Read the data and repeat it in full, exactly.
Begin Data for this task
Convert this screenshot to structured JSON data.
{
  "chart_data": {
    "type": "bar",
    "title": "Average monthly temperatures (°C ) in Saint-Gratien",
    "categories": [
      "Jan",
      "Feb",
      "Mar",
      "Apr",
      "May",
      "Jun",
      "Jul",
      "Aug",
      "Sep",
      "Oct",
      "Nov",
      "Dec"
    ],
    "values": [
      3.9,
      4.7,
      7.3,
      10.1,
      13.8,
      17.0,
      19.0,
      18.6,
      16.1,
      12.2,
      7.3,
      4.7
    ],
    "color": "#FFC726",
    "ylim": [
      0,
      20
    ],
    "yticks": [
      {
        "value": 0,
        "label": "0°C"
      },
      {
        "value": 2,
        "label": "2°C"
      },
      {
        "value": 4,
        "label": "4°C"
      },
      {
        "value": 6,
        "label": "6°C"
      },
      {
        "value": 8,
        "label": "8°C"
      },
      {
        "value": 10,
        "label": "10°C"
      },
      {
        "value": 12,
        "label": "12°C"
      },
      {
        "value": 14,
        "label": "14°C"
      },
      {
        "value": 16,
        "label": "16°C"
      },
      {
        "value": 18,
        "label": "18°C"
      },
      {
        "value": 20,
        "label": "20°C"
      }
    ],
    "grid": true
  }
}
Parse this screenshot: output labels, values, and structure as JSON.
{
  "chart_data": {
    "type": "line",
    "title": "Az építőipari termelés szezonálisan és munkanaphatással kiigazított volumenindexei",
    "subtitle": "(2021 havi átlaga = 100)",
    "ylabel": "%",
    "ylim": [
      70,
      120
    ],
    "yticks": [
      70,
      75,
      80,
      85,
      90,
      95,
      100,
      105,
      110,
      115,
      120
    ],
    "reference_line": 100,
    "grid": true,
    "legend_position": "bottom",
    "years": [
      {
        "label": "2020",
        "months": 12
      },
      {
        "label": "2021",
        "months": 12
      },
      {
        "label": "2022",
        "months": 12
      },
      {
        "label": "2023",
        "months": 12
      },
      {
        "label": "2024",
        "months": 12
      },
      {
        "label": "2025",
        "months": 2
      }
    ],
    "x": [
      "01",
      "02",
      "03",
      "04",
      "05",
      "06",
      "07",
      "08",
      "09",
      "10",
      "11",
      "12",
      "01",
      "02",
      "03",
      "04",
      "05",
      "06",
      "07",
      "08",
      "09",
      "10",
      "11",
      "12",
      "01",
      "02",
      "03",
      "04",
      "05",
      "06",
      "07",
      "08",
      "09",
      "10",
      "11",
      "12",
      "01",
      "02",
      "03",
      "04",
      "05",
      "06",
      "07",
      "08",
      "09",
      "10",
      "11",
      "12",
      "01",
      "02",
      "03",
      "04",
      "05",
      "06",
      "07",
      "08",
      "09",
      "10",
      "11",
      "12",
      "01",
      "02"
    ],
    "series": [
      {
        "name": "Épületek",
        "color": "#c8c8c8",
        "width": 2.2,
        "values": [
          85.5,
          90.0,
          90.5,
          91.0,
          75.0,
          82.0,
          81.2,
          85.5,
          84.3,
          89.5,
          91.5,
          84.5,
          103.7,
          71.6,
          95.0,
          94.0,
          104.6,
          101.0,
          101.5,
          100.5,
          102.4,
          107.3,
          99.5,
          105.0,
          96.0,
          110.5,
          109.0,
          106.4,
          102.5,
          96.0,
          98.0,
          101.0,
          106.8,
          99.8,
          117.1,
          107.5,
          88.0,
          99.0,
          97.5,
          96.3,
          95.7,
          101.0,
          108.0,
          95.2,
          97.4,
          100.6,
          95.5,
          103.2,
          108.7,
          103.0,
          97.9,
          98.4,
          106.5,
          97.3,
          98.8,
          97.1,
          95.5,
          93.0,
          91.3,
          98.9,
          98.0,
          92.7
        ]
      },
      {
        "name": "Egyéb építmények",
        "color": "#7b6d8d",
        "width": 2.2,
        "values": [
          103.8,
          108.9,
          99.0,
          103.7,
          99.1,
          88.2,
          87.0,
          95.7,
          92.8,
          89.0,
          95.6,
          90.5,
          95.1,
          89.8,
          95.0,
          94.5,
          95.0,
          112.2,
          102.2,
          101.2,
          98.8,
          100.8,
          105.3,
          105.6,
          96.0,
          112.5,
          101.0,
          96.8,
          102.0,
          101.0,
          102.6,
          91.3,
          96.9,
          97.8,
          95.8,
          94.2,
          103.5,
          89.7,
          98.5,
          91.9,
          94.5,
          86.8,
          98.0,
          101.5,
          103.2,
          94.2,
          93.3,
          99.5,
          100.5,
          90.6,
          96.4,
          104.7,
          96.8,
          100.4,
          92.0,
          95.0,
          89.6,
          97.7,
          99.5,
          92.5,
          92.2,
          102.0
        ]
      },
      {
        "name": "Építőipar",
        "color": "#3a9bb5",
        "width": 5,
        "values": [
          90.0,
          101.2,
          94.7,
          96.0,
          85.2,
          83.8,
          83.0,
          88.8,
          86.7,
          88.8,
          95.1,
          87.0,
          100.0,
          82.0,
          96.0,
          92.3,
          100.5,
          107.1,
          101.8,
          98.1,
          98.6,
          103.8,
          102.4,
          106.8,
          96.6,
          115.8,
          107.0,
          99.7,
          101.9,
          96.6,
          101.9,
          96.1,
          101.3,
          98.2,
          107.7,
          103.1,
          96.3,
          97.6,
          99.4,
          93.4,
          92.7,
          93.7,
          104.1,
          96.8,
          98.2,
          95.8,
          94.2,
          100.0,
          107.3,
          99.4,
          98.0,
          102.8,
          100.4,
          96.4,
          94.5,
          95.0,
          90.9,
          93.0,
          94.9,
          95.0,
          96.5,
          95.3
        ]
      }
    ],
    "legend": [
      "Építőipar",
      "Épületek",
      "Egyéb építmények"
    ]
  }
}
End Data for this task
» **Answer below**
Convert this screenshot to structured JSON data.
{
  "chart_data": {
    "type": "bar",
    "title": "Average monthly temperatures (°C ) in Saint-Gratien",
    "categories": [
      "Jan",
      "Feb",
      "Mar",
      "Apr",
      "May",
      "Jun",
      "Jul",
      "Aug",
      "Sep",
      "Oct",
      "Nov",
      "Dec"
    ],
    "values": [
      3.9,
      4.7,
      7.3,
      10.1,
      13.8,
      17.0,
      19.0,
      18.6,
      16.1,
      12.2,
      7.3,
      4.7
    ],
    "color": "#FFC726",
    "ylim": [
      0,
      20
    ],
    "yticks": [
      {
        "value": 0,
        "label": "0°C"
      },
      {
        "value": 2,
        "label": "2°C"
      },
      {
        "value": 4,
        "label": "4°C"
      },
      {
        "value": 6,
        "label": "6°C"
      },
      {
        "value": 8,
        "label": "8°C"
      },
      {
        "value": 10,
        "label": "10°C"
      },
      {
        "value": 12,
        "label": "12°C"
      },
      {
        "value": 14,
        "label": "14°C"
      },
      {
        "value": 16,
        "label": "16°C"
      },
      {
        "value": 18,
        "label": "18°C"
      },
      {
        "value": 20,
        "label": "20°C"
      }
    ],
    "grid": true
  }
}
Parse this screenshot: output labels, values, and structure as JSON.
{
  "chart_data": {
    "type": "line",
    "title": "Az építőipari termelés szezonálisan és munkanaphatással kiigazított volumenindexei",
    "subtitle": "(2021 havi átlaga = 100)",
    "ylabel": "%",
    "ylim": [
      70,
      120
    ],
    "yticks": [
      70,
      75,
      80,
      85,
      90,
      95,
      100,
      105,
      110,
      115,
      120
    ],
    "reference_line": 100,
    "grid": true,
    "legend_position": "bottom",
    "years": [
      {
        "label": "2020",
        "months": 12
      },
      {
        "label": "2021",
        "months": 12
      },
      {
        "label": "2022",
        "months": 12
      },
      {
        "label": "2023",
        "months": 12
      },
      {
        "label": "2024",
        "months": 12
      },
      {
        "label": "2025",
        "months": 2
      }
    ],
    "x": [
      "01",
      "02",
      "03",
      "04",
      "05",
      "06",
      "07",
      "08",
      "09",
      "10",
      "11",
      "12",
      "01",
      "02",
      "03",
      "04",
      "05",
      "06",
      "07",
      "08",
      "09",
      "10",
      "11",
      "12",
      "01",
      "02",
      "03",
      "04",
      "05",
      "06",
      "07",
      "08",
      "09",
      "10",
      "11",
      "12",
      "01",
      "02",
      "03",
      "04",
      "05",
      "06",
      "07",
      "08",
      "09",
      "10",
      "11",
      "12",
      "01",
      "02",
      "03",
      "04",
      "05",
      "06",
      "07",
      "08",
      "09",
      "10",
      "11",
      "12",
      "01",
      "02"
    ],
    "series": [
      {
        "name": "Épületek",
        "color": "#c8c8c8",
        "width": 2.2,
        "values": [
          85.5,
          90.0,
          90.5,
          91.0,
          75.0,
          82.0,
          81.2,
          85.5,
          84.3,
          89.5,
          91.5,
          84.5,
          103.7,
          71.6,
          95.0,
          94.0,
          104.6,
          101.0,
          101.5,
          100.5,
          102.4,
          107.3,
          99.5,
          105.0,
          96.0,
          110.5,
          109.0,
          106.4,
          102.5,
          96.0,
          98.0,
          101.0,
          106.8,
          99.8,
          117.1,
          107.5,
          88.0,
          99.0,
          97.5,
          96.3,
          95.7,
          101.0,
          108.0,
          95.2,
          97.4,
          100.6,
          95.5,
          103.2,
          108.7,
          103.0,
          97.9,
          98.4,
          106.5,
          97.3,
          98.8,
          97.1,
          95.5,
          93.0,
          91.3,
          98.9,
          98.0,
          92.7
        ]
      },
      {
        "name": "Egyéb építmények",
        "color": "#7b6d8d",
        "width": 2.2,
        "values": [
          103.8,
          108.9,
          99.0,
          103.7,
          99.1,
          88.2,
          87.0,
          95.7,
          92.8,
          89.0,
          95.6,
          90.5,
          95.1,
          89.8,
          95.0,
          94.5,
          95.0,
          112.2,
          102.2,
          101.2,
          98.8,
          100.8,
          105.3,
          105.6,
          96.0,
          112.5,
          101.0,
          96.8,
          102.0,
          101.0,
          102.6,
          91.3,
          96.9,
          97.8,
          95.8,
          94.2,
          103.5,
          89.7,
          98.5,
          91.9,
          94.5,
          86.8,
          98.0,
          101.5,
          103.2,
          94.2,
          93.3,
          99.5,
          100.5,
          90.6,
          96.4,
          104.7,
          96.8,
          100.4,
          92.0,
          95.0,
          89.6,
          97.7,
          99.5,
          92.5,
          92.2,
          102.0
        ]
      },
      {
        "name": "Építőipar",
        "color": "#3a9bb5",
        "width": 5,
        "values": [
          90.0,
          101.2,
          94.7,
          96.0,
          85.2,
          83.8,
          83.0,
          88.8,
          86.7,
          88.8,
          95.1,
          87.0,
          100.0,
          82.0,
          96.0,
          92.3,
          100.5,
          107.1,
          101.8,
          98.1,
          98.6,
          103.8,
          102.4,
          106.8,
          96.6,
          115.8,
          107.0,
          99.7,
          101.9,
          96.6,
          101.9,
          96.1,
          101.3,
          98.2,
          107.7,
          103.1,
          96.3,
          97.6,
          99.4,
          93.4,
          92.7,
          93.7,
          104.1,
          96.8,
          98.2,
          95.8,
          94.2,
          100.0,
          107.3,
          99.4,
          98.0,
          102.8,
          100.4,
          96.4,
          94.5,
          95.0,
          90.9,
          93.0,
          94.9,
          95.0,
          96.5,
          95.3
        ]
      }
    ],
    "legend": [
      "Építőipar",
      "Épületek",
      "Egyéb építmények"
    ]
  }
}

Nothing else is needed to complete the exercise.